● **Instruction**
Note each line of the listing that contains the string "title", and copy it.

____ Data excerpts

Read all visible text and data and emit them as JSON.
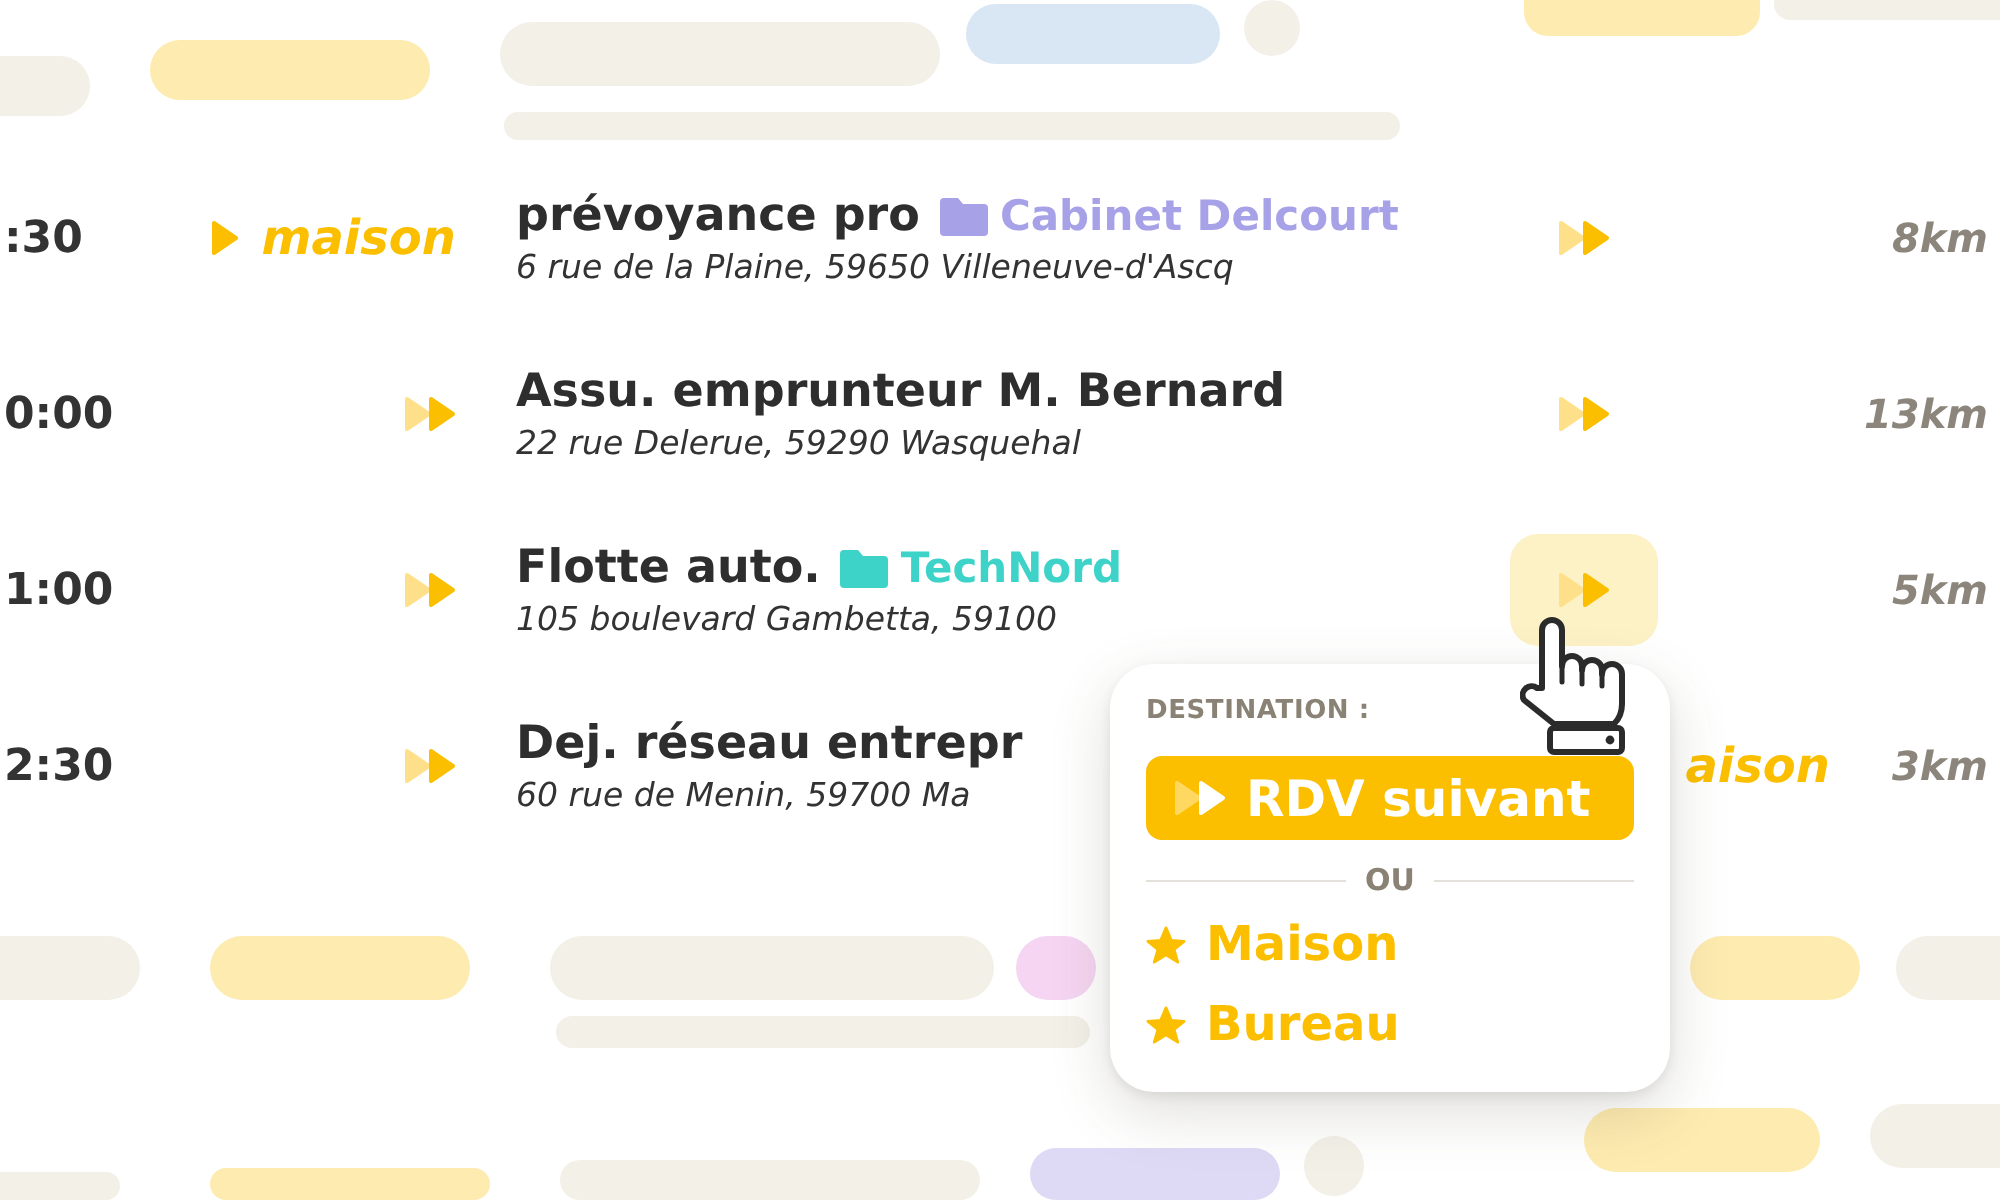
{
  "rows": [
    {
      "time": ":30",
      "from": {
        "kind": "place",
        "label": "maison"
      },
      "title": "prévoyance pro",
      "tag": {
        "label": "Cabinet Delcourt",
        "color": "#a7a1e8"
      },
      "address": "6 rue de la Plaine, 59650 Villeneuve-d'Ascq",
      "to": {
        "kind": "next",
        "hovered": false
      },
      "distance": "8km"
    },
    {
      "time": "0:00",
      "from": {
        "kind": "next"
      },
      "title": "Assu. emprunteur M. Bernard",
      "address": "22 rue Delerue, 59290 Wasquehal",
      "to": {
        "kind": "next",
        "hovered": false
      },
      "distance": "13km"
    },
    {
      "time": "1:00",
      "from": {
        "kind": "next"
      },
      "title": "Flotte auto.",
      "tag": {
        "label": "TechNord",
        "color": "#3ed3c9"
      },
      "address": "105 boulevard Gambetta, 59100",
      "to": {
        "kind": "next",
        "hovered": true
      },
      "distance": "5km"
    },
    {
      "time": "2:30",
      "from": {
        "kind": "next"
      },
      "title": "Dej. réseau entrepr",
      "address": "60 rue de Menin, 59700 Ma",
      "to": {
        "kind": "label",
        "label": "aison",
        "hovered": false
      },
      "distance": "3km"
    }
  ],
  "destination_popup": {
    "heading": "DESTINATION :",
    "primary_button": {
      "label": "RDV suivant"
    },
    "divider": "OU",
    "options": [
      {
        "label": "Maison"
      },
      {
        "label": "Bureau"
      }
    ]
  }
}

________
____ Data excerpts

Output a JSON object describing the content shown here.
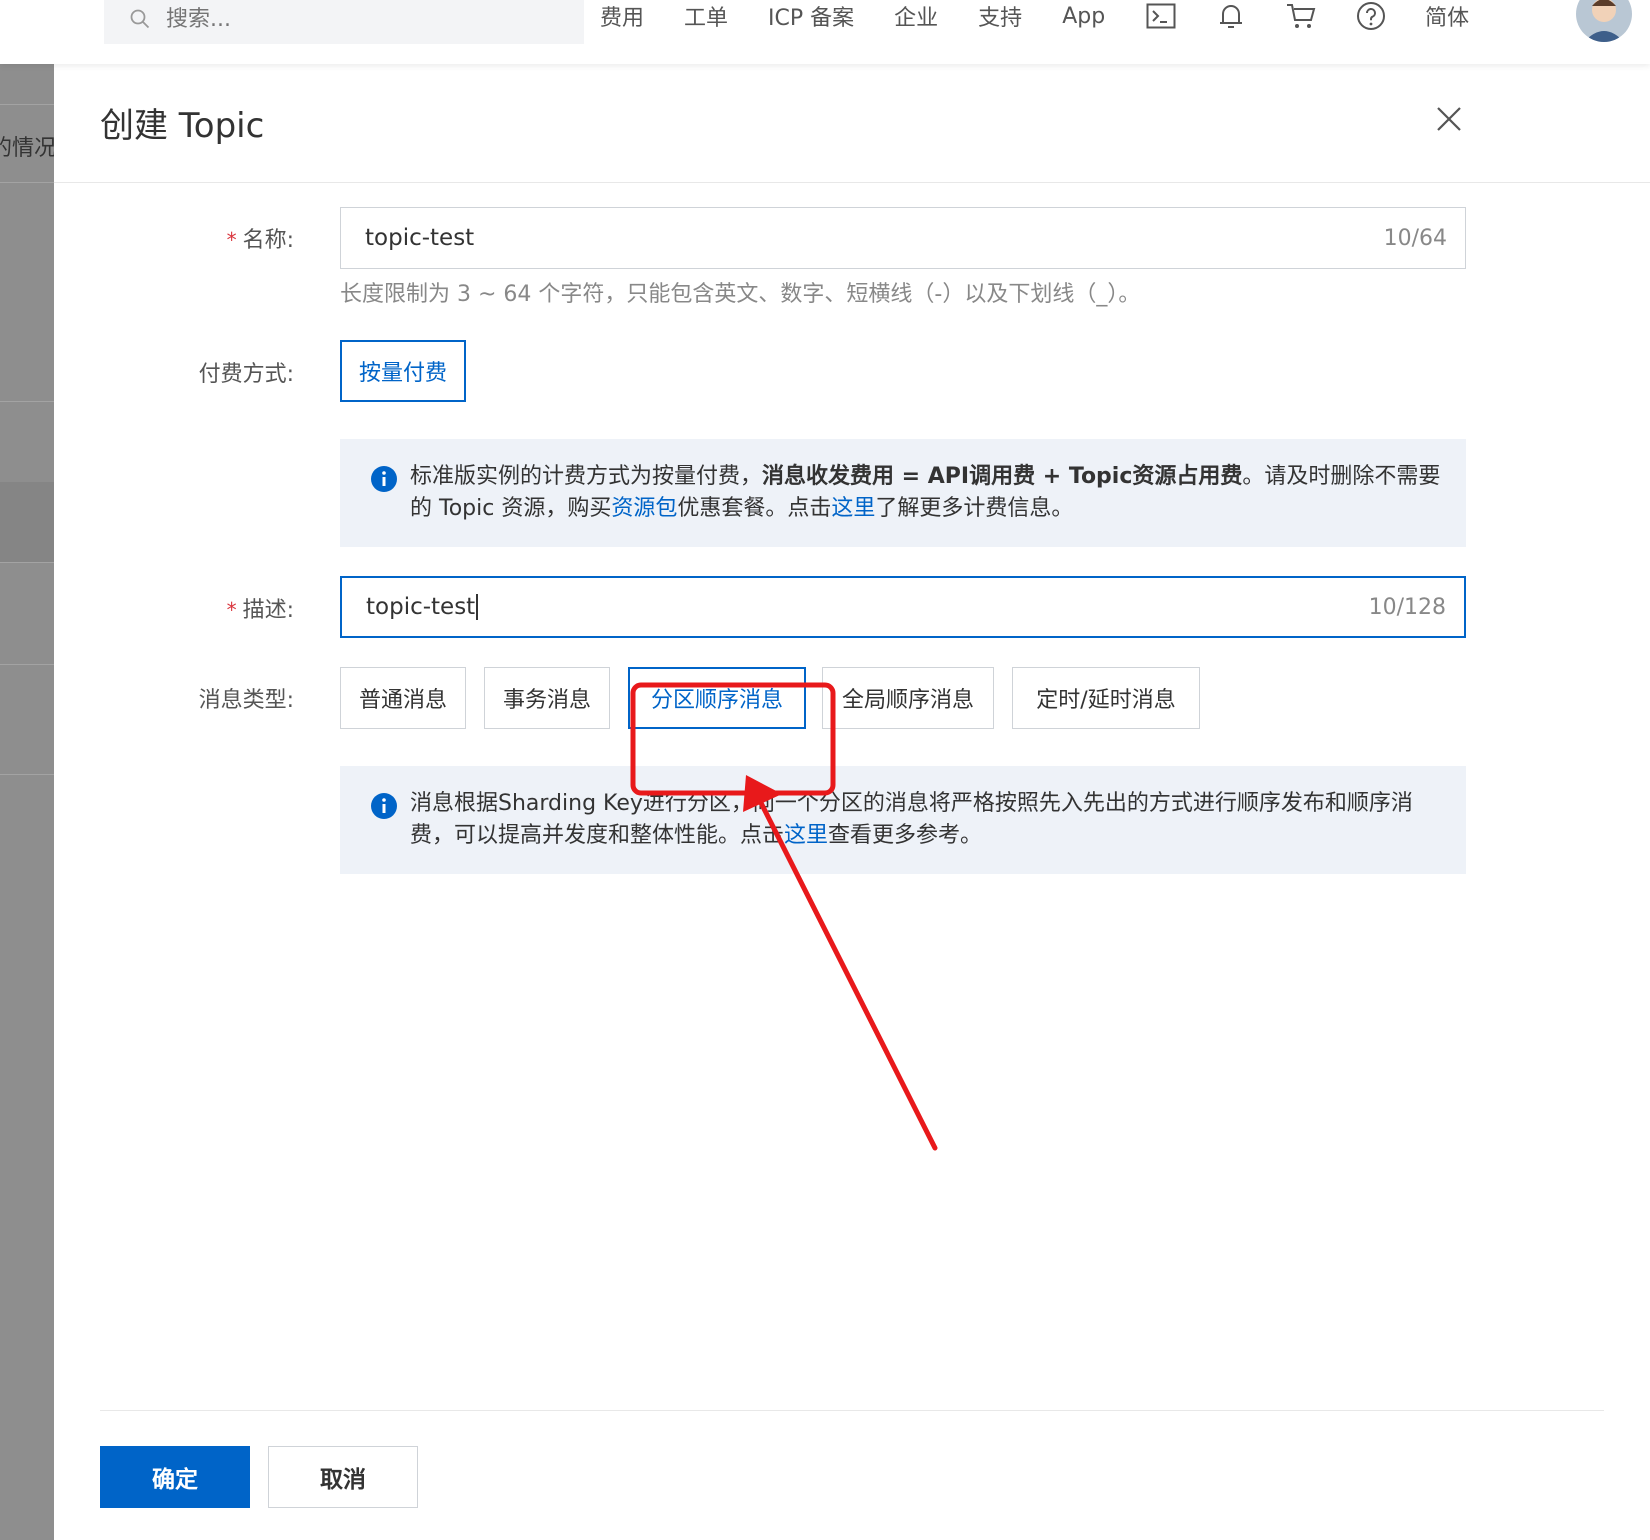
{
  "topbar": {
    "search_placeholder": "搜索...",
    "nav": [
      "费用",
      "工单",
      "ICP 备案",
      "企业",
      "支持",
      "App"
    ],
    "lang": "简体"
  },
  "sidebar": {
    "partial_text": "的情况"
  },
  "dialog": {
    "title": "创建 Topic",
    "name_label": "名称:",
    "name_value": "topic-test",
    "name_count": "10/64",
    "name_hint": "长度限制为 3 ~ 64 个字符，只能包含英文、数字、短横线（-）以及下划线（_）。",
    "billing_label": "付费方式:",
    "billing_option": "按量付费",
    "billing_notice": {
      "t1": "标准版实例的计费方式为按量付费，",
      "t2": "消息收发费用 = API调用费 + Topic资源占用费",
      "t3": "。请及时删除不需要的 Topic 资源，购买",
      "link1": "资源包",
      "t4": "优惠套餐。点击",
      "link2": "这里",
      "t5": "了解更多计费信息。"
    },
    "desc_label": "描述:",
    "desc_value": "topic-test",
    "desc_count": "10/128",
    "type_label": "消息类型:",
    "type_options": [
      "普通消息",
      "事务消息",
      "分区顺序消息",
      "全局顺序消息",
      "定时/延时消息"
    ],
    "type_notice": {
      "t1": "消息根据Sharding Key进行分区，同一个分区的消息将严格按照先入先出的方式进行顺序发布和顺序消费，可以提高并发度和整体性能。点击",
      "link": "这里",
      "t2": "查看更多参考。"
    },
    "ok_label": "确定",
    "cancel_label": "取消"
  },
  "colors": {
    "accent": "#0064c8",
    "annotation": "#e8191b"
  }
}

________
____ Data excerpts

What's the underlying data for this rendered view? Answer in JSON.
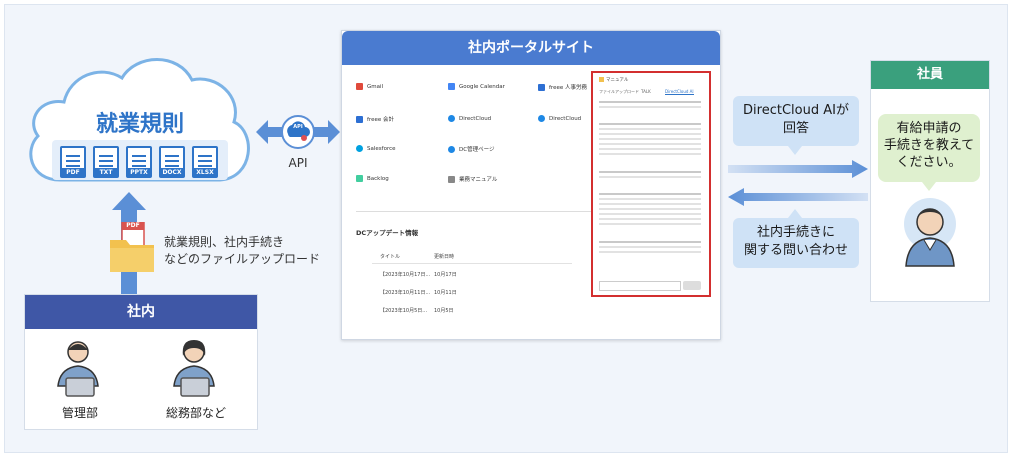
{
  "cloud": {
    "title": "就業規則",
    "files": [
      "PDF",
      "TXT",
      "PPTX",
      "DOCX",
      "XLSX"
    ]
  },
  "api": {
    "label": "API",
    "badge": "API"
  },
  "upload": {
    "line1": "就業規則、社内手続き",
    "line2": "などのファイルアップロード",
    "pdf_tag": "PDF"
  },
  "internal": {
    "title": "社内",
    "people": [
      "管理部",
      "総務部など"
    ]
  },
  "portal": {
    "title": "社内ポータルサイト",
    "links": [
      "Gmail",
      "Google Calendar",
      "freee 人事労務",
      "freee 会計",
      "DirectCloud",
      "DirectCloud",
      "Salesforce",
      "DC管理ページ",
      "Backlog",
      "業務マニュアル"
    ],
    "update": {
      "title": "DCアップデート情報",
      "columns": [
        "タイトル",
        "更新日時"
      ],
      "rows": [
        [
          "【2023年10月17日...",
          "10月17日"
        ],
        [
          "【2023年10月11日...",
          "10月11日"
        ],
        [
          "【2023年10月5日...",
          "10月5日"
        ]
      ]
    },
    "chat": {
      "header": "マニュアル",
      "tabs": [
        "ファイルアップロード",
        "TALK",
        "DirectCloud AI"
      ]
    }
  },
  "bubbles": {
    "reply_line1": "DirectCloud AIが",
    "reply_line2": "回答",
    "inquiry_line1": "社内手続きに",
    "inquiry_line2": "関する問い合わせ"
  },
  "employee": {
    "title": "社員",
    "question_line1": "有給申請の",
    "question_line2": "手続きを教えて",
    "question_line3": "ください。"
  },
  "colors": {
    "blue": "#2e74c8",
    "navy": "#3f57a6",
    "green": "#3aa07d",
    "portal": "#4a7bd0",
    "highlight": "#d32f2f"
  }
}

________

● **Expected output**
      "title": "prévoyance pro",
      "title": "Assu. emprunteur M. Bernard",
      "title": "Flotte auto.",
      "title": "Dej. réseau entrepr",
    "title": "创建 Topic",
    "title": "就業規則",
    "title": "社内",
    "title": "社内ポータルサイト",
      "title": "DCアップデート情報",
    "title": "社員",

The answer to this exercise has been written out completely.